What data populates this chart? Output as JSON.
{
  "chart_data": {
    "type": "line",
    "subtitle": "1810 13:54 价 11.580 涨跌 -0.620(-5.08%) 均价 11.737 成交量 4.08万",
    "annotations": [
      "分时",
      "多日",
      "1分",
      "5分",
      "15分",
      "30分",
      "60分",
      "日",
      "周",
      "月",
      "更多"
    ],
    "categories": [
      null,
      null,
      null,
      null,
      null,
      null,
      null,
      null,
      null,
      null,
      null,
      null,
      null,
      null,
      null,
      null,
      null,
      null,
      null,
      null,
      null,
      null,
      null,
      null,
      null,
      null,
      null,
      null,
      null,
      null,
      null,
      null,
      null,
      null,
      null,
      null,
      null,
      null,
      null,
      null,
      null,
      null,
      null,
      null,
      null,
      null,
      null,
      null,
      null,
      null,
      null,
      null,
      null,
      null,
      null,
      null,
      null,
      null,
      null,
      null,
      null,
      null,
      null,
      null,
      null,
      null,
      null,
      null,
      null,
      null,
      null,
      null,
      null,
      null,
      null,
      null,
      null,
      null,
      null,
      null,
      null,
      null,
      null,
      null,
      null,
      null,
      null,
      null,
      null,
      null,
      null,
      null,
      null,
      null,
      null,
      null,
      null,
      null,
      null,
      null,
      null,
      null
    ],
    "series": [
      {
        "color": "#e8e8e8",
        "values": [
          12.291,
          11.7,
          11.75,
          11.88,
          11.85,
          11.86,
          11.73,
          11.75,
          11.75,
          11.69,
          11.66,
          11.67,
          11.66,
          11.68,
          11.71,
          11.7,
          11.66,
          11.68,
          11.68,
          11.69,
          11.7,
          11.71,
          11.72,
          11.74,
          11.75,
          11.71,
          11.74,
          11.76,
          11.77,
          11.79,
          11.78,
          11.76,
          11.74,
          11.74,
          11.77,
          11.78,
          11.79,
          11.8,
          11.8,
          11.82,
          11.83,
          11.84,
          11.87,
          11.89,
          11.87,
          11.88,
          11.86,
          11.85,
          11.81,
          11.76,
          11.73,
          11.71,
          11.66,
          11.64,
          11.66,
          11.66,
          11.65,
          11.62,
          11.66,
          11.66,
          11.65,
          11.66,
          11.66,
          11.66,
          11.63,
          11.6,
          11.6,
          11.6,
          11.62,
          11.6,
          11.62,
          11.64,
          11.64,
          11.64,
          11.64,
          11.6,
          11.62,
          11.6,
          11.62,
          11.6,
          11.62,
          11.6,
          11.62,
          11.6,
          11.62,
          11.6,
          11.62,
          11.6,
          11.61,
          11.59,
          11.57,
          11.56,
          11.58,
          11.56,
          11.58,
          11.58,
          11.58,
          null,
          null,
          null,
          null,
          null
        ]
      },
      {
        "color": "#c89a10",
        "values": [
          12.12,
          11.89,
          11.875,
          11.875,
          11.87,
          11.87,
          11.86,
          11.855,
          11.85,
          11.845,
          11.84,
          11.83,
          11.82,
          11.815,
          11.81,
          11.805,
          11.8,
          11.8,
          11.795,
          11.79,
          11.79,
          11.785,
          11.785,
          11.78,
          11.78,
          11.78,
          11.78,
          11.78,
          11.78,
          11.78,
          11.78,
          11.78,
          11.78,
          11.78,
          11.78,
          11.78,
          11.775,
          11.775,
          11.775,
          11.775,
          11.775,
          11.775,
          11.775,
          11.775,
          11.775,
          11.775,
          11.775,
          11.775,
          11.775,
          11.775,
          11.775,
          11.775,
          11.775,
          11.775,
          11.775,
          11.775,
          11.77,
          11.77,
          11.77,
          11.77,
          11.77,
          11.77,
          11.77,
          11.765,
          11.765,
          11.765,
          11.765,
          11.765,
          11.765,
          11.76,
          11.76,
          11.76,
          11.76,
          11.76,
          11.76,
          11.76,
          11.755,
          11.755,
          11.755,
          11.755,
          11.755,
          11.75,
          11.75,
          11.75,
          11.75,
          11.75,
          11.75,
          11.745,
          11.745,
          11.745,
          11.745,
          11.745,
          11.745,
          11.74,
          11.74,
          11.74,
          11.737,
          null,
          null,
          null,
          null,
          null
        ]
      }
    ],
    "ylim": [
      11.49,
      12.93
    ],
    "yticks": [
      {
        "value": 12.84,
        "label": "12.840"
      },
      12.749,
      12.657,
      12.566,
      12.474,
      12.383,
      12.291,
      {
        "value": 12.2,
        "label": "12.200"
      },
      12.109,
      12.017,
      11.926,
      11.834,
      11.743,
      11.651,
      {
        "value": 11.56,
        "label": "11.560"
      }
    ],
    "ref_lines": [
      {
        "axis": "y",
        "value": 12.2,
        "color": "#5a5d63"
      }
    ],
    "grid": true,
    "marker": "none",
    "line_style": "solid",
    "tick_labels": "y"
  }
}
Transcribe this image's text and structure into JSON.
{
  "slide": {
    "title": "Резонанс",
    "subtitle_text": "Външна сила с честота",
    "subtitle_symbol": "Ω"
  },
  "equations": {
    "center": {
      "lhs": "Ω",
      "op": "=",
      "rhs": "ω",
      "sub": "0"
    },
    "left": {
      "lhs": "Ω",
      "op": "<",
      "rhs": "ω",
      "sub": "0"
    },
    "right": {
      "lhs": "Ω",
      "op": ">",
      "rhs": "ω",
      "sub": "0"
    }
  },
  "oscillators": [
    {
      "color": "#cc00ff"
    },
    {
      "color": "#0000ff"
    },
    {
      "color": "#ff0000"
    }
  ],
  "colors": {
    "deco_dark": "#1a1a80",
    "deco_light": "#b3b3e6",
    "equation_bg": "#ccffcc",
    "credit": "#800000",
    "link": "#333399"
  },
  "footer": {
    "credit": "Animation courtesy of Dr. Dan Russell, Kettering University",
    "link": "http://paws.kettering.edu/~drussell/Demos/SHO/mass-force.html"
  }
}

────────────────────

__GIVEN TASK__
Select all lines in the listing above where the word "JSON" appears, and show them.

__ANSWER TO THE PROBLEM__
What data populates this chart? Output as JSON.
Transcribe this image's text and structure into JSON.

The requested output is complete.